■ Text shown:
By Ballotpedia's Congressional and State legislative teams

The primary season continued with elections in Hawaii on Saturday.

Here's what happened in Hawaii, where elections were held for U.S. Senate, U.S. House, Hawaii State Senate, and Hawaii State House.

Just days before the primary, Hawaiian election officials were thrown a curve ball when two key staffers in the office, the acting elections administrator and the person in charge of voter registration, reported that they would be out on sick leave until after the election.[1] Additionally, temporary staffer Kui Kama, who worked the 2008 and 2010 elections in the Hawaiian election office, resigned on August 8 and submitted a resignation letter that said, "I refuse to be a part of something that will fail, because I know it will."[1] According to Jeffrey Kuwada, the Maui County Clerk since 2009, "It is my personal opinion that the operation of a successful primary election in Hawaii County is doubtful, if more election personnel fail to report to work."[1]

Hawaii County Clerk Jamae Kawauchi stated on August 9th, "We're fine, we're doing OK," despite closing the office for a day in July without warning to audit voter registration rolls[1] and reportedly not responding to state elections officials' requests for a detailed update for nearly an entire week.[1] Kawauchi was appointed to the Hawaii County clerk's job in 2010 and has not worked an election before.[1] Despite the concerns, Kawauchi said back-up staff have been shadowing staffers for several weeks and have assumed their responsibilities.[1]

In response to several polling stations delaying their opening time yesterday, Governor Neil Abercrombie issued a proclamation to extend polling hours on Hawaii Island by 90 minutes on Saturday.[2] The delays ranged from only a few minutes in some places to more than a half hour in others, and almost an hour and a half in one location.[2] "The most important issue in this situation is to make sure that everyone who wants to vote can vote. By extending the poll hours, we are making that possible. I also want to thank all those who are working hard to assist at all polling stations across the state," said Abercrombie in a proclamation on August 11.[2] Because of the delay, election results were not released until the close of all polls.[2]

Contested Primaries in Hawaii -- August 11, 2012
U.S. House
(2 seats)

■ Entries provided:
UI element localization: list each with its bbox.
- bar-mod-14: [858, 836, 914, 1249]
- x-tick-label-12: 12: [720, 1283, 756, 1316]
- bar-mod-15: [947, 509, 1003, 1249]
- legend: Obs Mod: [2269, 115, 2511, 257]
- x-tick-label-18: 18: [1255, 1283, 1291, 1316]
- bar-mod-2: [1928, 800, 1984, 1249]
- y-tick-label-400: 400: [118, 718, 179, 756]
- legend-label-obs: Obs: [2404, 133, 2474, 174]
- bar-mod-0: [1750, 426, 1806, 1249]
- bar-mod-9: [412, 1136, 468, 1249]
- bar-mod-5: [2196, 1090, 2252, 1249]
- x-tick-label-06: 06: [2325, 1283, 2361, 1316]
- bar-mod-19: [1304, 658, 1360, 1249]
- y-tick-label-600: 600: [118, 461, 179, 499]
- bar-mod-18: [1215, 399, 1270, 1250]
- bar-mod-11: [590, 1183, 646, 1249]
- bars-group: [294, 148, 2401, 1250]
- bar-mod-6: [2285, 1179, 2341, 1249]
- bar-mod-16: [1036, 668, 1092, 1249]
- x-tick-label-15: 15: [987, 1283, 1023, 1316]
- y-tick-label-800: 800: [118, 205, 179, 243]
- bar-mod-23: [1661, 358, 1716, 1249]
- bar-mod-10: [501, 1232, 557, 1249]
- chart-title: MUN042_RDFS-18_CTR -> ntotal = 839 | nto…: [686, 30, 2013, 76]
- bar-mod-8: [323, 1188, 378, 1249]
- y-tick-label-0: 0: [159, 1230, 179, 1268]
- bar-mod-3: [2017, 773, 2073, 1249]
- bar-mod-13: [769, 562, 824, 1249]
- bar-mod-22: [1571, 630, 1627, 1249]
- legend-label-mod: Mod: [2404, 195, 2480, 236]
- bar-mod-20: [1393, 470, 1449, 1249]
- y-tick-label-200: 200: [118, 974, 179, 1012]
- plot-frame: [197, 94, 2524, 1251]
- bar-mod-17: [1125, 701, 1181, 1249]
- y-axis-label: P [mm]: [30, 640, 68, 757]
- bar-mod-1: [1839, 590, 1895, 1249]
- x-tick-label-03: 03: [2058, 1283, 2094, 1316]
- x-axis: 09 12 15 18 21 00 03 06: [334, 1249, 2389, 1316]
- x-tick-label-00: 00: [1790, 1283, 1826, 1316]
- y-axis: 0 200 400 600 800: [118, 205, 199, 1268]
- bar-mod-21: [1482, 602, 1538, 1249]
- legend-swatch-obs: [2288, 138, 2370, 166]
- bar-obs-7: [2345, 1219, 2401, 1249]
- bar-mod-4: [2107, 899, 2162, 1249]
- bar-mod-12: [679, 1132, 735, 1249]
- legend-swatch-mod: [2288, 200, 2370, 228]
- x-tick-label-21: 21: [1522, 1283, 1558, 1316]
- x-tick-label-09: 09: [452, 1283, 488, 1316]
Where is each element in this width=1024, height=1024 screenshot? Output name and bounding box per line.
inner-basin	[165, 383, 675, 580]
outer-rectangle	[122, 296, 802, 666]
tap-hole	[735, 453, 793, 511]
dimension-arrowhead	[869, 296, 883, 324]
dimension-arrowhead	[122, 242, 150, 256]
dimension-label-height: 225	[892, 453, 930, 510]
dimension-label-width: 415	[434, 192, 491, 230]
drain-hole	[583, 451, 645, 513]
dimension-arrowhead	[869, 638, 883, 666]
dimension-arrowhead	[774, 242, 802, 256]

■ Exercise prompt:
Decide whether each statement below agrees with the text on Hawaii's primary elections. Answer yes or no for each, and quote the words of the text that decide it.
1. Kui Kama resigned on August 8.
2. Jamae Kawauchi had worked several elections before becoming Hawaii County clerk.
3. Governor Neil Abercrombie extended polling hours on Hawaii Island by 90 minutes.

■ Problem solution:
1. Yes: "resigned on August 8"
2. No: "has not worked an election before"
3. Yes: "extend polling hours on Hawaii Island by 90 minutes on Saturday"